● Provided entries
--- --- ---
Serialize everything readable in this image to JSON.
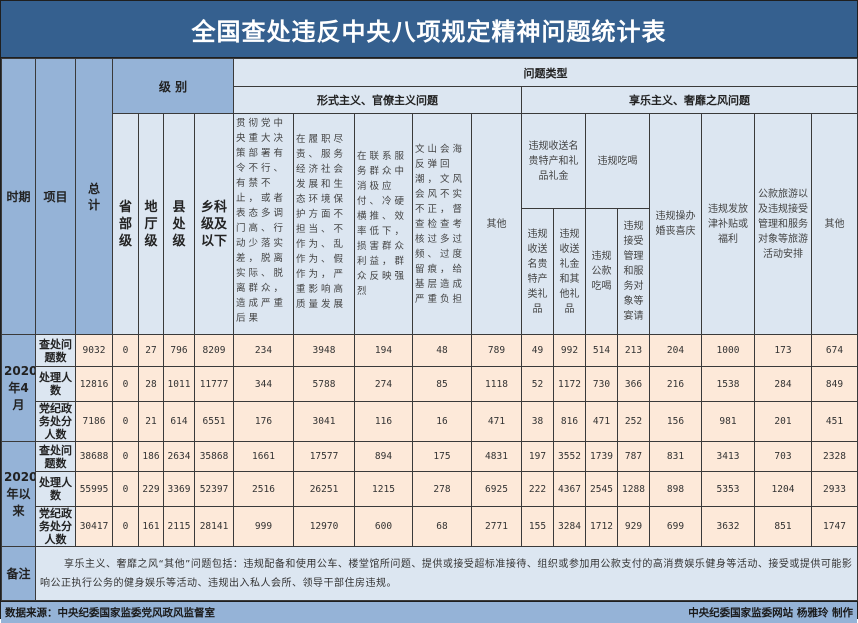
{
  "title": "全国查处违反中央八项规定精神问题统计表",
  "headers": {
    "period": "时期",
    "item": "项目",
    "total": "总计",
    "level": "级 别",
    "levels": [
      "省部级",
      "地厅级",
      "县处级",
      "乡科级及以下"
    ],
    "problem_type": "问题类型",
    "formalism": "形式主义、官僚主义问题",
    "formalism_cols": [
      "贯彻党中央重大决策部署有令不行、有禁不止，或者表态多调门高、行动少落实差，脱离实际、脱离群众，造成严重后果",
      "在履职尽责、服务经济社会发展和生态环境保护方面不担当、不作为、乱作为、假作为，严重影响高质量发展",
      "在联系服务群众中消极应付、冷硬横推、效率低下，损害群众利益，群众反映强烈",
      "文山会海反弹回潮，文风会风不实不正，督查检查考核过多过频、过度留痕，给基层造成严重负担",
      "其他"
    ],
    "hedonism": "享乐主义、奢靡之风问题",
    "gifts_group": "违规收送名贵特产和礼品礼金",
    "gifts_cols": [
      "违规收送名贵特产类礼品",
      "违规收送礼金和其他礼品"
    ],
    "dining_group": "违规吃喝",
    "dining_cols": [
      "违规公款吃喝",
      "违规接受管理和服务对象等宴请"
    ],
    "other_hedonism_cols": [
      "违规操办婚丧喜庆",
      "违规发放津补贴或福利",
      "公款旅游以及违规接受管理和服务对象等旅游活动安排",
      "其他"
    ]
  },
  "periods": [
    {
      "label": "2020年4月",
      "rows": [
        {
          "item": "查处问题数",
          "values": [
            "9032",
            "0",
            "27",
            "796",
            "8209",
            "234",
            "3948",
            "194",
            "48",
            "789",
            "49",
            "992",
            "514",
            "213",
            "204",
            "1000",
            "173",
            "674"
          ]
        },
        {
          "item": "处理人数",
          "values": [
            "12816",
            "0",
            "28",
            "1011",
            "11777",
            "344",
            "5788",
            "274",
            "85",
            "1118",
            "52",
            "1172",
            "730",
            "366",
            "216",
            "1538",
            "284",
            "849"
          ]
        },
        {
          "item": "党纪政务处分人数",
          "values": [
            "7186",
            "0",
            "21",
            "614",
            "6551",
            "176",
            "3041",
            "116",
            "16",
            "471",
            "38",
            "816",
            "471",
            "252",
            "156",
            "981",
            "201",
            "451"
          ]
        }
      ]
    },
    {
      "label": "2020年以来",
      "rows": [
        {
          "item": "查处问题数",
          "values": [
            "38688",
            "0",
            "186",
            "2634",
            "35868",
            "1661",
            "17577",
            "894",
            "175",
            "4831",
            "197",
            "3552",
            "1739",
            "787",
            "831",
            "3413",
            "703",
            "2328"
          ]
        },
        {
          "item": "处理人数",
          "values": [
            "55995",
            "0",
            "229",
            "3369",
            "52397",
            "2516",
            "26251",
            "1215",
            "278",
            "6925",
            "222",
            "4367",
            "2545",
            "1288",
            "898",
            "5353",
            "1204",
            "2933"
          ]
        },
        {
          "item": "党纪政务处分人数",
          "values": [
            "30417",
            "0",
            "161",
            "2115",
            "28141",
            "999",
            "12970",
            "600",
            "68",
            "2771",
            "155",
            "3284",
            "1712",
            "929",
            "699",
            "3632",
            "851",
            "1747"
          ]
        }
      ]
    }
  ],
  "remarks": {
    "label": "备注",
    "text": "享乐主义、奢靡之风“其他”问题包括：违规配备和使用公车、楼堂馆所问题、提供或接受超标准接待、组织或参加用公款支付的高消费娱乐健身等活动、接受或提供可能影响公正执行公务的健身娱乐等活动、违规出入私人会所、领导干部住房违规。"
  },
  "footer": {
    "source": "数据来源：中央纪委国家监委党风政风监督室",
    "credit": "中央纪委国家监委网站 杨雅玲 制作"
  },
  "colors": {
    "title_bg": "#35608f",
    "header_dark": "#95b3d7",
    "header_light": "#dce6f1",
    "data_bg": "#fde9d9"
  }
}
--- --- ---
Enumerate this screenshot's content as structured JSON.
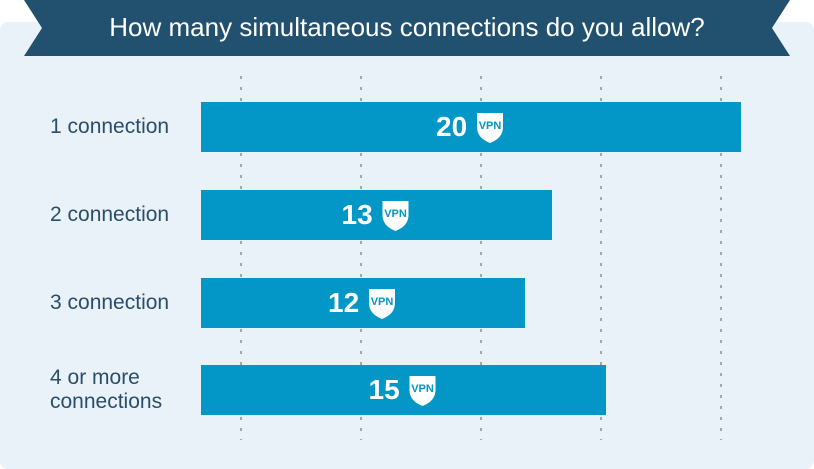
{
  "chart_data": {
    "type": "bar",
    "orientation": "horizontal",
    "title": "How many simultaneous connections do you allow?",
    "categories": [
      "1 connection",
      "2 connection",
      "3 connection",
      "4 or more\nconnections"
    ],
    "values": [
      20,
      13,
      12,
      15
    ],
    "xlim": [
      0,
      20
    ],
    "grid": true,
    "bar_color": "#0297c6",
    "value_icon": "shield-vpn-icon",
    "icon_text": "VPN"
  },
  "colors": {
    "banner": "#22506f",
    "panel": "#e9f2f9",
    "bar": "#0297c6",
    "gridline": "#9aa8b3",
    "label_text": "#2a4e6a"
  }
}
--- --- ---
● Brief
Which lines include "JSON"? Copy each of them out.

● Exercise solution
Serialize everything readable in this image to JSON.
Enumerate this screenshot's content as structured JSON.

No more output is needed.